◆ WHAT YOU HAVE TO DO: Only the number is wanted: count the lines that contain "ректоромъ".

Collected data:
____________
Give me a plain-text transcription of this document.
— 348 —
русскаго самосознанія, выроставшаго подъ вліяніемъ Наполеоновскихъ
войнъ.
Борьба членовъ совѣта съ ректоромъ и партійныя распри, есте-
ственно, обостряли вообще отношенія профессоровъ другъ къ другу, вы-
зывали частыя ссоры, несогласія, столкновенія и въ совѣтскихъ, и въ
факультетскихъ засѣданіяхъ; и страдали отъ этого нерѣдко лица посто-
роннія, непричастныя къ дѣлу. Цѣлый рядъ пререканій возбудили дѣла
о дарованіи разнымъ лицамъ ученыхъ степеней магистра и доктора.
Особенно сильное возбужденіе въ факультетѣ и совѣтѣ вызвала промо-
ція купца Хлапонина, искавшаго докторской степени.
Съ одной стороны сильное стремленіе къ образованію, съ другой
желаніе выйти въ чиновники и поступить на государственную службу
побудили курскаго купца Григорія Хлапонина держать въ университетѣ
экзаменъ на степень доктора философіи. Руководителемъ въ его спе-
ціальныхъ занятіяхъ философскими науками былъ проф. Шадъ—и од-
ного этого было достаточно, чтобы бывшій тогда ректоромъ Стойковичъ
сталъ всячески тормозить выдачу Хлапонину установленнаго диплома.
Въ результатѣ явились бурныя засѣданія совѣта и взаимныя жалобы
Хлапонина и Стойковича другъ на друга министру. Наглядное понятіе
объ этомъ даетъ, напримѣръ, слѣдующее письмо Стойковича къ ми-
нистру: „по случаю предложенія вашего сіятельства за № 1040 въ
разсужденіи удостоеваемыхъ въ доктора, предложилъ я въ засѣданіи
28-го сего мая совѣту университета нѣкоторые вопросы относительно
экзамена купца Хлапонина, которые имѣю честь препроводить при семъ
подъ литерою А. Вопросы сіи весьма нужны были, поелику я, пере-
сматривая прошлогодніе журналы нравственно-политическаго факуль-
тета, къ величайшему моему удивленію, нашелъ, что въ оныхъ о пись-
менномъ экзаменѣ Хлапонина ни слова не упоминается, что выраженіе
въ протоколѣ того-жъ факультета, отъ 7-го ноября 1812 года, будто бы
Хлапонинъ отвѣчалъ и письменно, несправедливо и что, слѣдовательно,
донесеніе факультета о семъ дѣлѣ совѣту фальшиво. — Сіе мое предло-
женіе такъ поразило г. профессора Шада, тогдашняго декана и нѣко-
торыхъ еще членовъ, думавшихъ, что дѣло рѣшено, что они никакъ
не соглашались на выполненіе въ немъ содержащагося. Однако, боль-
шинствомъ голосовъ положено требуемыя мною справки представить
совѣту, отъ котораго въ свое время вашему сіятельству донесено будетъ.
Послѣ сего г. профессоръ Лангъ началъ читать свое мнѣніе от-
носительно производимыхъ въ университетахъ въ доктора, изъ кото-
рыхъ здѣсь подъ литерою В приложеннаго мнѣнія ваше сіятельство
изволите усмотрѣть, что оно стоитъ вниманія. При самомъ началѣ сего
____________
◆ WORKED SOLUTION: 2